**Stored data**
— Start —

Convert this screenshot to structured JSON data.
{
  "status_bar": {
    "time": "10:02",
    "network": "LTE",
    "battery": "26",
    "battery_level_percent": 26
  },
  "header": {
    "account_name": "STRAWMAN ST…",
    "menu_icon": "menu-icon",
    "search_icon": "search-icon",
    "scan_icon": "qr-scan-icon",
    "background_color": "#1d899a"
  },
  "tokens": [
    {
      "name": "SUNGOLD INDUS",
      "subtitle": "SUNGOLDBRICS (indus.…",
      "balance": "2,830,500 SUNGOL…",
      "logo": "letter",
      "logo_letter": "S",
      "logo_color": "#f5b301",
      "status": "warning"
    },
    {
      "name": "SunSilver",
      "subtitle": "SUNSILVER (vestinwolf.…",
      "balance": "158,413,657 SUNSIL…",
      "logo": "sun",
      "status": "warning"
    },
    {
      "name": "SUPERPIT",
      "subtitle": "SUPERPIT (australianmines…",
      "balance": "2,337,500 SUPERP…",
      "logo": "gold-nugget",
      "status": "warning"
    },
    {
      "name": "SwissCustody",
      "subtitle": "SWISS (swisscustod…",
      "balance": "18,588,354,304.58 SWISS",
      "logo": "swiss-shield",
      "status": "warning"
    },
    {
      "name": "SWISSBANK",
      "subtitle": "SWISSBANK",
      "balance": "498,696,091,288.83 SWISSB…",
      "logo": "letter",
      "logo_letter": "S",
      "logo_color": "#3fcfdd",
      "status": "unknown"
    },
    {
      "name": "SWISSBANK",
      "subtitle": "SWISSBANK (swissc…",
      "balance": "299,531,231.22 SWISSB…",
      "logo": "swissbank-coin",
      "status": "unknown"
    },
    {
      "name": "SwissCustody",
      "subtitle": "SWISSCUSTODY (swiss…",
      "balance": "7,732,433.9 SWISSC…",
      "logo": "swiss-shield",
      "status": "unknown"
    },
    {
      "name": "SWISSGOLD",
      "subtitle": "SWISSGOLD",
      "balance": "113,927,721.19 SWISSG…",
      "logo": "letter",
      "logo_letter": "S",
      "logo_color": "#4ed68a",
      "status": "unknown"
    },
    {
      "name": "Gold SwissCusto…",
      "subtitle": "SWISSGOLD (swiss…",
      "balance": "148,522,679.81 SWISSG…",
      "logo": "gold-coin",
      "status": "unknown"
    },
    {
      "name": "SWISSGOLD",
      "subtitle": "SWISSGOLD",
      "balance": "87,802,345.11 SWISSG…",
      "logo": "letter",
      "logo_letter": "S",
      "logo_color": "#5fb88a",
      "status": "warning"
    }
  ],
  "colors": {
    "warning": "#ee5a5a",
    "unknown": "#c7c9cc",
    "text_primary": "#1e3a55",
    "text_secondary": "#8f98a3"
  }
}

— End —
— Start —

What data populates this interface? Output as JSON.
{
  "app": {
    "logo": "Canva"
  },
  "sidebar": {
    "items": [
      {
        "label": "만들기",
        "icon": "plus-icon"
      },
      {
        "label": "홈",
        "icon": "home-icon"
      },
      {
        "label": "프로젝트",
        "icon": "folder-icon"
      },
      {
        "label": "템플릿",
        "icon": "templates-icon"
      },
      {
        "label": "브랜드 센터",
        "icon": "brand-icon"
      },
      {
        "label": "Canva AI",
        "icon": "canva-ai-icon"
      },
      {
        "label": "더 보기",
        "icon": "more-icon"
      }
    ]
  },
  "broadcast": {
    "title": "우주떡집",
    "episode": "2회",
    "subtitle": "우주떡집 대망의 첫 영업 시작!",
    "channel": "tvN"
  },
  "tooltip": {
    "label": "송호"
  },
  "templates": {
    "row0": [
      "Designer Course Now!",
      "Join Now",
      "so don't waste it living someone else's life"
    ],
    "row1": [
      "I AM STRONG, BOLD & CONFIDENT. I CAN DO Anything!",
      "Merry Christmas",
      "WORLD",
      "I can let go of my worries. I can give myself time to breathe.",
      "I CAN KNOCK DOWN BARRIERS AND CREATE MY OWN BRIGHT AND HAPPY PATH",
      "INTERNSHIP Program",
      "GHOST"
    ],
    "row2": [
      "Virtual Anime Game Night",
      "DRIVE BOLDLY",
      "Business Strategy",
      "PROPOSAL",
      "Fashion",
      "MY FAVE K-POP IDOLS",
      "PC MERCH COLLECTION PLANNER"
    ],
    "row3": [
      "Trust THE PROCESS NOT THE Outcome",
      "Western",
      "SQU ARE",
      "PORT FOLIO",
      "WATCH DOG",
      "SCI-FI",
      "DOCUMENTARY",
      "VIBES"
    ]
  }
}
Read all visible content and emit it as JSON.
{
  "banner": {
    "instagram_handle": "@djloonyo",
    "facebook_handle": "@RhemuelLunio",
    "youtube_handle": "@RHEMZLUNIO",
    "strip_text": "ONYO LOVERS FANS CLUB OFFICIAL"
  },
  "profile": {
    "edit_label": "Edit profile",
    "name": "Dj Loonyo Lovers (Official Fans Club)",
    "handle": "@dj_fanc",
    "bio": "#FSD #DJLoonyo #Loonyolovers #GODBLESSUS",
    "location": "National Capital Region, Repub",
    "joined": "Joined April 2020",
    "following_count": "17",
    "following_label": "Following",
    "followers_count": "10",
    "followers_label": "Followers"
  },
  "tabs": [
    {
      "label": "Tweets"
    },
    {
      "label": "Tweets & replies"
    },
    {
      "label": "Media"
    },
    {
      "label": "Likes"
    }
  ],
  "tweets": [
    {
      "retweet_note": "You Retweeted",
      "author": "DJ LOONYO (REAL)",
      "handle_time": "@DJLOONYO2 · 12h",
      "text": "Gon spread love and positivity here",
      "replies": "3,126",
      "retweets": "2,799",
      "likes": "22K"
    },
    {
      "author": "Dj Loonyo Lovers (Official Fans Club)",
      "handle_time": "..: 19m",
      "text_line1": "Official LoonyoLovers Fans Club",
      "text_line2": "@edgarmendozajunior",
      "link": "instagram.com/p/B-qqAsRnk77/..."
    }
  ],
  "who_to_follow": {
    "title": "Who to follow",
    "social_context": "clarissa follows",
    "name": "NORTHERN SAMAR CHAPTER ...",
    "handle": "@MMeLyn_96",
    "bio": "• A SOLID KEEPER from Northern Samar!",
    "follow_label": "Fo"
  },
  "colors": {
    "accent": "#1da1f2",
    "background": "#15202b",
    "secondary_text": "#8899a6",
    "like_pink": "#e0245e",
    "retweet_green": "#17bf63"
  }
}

— End —
— Start —

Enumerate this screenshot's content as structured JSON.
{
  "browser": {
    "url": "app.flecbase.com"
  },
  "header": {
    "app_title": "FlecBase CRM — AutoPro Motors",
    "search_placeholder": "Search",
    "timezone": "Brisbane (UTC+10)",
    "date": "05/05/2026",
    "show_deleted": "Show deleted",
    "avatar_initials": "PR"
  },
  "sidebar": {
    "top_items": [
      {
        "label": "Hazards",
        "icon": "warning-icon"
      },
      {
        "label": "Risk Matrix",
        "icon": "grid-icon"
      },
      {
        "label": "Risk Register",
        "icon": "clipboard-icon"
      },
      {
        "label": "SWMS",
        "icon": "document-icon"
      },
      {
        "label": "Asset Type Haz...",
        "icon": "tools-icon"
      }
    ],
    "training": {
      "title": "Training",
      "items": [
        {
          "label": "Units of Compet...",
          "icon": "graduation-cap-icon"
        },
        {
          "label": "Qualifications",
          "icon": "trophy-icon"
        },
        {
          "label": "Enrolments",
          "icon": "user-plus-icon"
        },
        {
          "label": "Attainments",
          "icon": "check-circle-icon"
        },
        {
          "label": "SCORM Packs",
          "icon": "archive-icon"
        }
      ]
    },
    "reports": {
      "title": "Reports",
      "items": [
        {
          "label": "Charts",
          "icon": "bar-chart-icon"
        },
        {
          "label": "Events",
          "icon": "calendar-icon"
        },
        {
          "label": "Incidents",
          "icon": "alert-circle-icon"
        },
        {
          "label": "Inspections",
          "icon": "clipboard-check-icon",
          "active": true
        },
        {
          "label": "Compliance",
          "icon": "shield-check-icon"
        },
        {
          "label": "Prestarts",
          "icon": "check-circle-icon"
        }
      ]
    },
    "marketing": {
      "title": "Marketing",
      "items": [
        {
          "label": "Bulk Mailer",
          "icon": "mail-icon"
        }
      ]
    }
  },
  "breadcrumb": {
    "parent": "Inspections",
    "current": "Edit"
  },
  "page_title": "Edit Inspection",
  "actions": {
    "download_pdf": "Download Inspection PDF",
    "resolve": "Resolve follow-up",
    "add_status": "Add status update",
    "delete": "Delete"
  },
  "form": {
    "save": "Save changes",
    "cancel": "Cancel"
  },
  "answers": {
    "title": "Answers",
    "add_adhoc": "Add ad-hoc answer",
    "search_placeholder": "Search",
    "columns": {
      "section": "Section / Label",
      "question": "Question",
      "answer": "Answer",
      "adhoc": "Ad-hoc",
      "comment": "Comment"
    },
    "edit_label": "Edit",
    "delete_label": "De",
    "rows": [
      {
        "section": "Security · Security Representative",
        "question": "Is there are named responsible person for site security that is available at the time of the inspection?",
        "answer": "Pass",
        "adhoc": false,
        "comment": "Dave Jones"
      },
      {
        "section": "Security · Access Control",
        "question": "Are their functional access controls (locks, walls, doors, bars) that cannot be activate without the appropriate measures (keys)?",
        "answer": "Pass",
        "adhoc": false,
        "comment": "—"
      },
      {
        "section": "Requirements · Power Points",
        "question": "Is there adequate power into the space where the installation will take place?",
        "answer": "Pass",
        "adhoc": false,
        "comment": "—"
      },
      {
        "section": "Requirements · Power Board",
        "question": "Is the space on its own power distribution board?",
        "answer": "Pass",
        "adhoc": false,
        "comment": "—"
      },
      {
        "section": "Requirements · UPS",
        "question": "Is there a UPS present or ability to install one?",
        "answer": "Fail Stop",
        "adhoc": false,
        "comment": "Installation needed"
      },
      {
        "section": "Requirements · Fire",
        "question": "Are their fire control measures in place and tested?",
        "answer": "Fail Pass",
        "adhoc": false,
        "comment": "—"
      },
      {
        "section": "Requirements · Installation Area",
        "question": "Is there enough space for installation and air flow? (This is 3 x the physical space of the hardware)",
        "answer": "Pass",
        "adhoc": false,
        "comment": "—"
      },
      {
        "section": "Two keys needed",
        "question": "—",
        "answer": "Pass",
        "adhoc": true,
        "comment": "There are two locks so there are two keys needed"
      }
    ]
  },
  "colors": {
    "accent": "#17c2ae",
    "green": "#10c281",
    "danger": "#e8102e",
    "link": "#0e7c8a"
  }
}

— End —

**Exercise requirements**
Within the listing above, find every line containing the string "clipboard" and return it.

**Solution**
        "icon": "clipboard-icon"
          "icon": "clipboard-check-icon",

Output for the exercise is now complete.